*Dataset excerpts*

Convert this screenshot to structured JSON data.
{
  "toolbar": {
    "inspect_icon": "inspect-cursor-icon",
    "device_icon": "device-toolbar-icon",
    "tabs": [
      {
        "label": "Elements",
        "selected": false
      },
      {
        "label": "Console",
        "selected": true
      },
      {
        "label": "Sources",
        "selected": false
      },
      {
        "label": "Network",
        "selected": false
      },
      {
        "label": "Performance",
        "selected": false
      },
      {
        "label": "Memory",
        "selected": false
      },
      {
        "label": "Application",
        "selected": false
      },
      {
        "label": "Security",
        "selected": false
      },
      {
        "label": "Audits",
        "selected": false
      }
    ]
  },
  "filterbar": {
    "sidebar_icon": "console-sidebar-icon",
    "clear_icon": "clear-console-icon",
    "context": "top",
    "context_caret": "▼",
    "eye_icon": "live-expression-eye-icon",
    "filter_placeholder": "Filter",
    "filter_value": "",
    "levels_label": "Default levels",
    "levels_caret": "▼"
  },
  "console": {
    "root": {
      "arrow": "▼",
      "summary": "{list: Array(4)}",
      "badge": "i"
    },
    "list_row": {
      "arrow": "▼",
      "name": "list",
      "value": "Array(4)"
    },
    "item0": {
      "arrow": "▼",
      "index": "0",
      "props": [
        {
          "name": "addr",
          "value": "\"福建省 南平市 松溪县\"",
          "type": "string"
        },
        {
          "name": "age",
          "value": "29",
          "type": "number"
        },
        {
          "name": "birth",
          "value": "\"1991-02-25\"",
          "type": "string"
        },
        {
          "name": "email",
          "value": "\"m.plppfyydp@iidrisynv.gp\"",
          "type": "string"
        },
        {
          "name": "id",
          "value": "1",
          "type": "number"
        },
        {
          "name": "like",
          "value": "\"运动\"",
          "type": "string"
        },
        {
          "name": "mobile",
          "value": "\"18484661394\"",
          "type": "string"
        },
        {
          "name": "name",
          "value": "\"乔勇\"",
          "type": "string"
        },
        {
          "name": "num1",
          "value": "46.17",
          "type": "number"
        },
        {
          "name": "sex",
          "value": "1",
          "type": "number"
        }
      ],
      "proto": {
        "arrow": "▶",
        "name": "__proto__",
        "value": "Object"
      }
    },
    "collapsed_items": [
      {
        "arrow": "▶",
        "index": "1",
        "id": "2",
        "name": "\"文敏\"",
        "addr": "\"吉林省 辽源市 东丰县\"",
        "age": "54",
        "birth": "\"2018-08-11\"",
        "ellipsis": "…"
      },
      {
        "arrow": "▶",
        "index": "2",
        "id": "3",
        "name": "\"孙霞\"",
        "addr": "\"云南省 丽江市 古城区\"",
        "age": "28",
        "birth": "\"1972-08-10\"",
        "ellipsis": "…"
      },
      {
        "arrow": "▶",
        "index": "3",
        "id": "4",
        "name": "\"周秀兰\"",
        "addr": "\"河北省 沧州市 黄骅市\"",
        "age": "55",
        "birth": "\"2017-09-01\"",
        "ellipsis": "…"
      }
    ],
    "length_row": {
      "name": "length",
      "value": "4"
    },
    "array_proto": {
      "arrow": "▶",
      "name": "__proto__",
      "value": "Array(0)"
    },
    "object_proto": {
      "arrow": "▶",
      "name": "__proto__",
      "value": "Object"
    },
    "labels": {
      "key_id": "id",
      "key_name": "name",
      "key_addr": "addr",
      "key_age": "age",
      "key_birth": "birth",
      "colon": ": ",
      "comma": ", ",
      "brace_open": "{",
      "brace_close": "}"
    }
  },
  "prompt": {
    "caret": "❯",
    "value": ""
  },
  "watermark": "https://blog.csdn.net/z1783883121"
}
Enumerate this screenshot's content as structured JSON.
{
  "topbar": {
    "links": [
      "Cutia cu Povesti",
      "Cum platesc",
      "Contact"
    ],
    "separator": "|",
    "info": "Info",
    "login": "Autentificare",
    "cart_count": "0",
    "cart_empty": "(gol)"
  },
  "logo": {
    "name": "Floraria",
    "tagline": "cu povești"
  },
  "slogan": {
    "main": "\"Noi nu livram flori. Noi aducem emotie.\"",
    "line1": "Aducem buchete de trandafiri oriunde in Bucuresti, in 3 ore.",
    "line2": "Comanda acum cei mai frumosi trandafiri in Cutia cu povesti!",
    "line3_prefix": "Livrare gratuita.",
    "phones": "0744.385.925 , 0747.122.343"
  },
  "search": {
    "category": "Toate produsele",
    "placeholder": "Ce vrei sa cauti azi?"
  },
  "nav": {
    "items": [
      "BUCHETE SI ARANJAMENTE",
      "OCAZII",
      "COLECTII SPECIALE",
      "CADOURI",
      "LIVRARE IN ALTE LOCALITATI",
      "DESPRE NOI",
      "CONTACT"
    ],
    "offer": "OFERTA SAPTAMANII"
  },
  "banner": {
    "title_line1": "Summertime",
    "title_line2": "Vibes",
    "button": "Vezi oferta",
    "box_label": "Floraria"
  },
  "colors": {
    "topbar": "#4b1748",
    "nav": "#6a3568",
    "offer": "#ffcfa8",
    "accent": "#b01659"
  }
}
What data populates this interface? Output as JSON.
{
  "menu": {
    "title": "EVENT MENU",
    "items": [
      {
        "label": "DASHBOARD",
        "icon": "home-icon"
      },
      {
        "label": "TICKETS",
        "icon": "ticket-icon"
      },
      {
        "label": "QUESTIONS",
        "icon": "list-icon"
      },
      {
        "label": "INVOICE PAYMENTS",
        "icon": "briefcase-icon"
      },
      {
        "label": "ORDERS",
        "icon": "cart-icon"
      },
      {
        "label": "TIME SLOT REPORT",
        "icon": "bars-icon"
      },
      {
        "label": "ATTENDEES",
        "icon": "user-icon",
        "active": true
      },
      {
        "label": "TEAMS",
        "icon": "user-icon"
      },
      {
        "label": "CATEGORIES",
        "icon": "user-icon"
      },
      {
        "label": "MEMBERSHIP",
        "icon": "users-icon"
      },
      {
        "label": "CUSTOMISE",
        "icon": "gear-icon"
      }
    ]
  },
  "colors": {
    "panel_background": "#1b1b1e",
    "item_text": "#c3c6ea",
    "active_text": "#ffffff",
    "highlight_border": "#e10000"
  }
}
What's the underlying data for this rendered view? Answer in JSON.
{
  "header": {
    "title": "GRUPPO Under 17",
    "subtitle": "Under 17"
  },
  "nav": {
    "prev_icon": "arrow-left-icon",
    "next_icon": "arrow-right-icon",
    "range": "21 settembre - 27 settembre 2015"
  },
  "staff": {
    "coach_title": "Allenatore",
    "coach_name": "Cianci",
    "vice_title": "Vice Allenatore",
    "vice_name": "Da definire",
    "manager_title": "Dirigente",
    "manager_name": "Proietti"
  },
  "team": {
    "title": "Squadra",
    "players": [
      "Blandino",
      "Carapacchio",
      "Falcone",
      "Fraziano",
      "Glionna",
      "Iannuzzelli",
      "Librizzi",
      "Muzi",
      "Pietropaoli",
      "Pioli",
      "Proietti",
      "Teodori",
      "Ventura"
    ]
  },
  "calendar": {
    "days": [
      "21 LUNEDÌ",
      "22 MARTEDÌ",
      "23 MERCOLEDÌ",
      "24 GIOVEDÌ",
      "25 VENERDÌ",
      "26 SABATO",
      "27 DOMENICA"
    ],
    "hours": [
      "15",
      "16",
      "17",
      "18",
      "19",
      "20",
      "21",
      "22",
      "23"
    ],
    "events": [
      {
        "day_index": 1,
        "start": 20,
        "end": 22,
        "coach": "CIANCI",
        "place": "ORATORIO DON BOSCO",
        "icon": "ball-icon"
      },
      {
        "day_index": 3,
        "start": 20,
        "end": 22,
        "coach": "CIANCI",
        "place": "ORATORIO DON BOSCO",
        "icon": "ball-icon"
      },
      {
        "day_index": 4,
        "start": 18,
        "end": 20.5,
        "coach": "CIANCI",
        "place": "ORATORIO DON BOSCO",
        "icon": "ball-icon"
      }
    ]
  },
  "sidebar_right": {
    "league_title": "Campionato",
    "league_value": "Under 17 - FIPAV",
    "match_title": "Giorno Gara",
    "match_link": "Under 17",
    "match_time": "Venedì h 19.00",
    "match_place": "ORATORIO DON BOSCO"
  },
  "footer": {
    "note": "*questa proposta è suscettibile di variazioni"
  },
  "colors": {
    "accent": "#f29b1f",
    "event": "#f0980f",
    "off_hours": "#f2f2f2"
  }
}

*What you need to do*
Reply with nothing but the number of lines in the data above that contain "Cutia".

*The reply*
2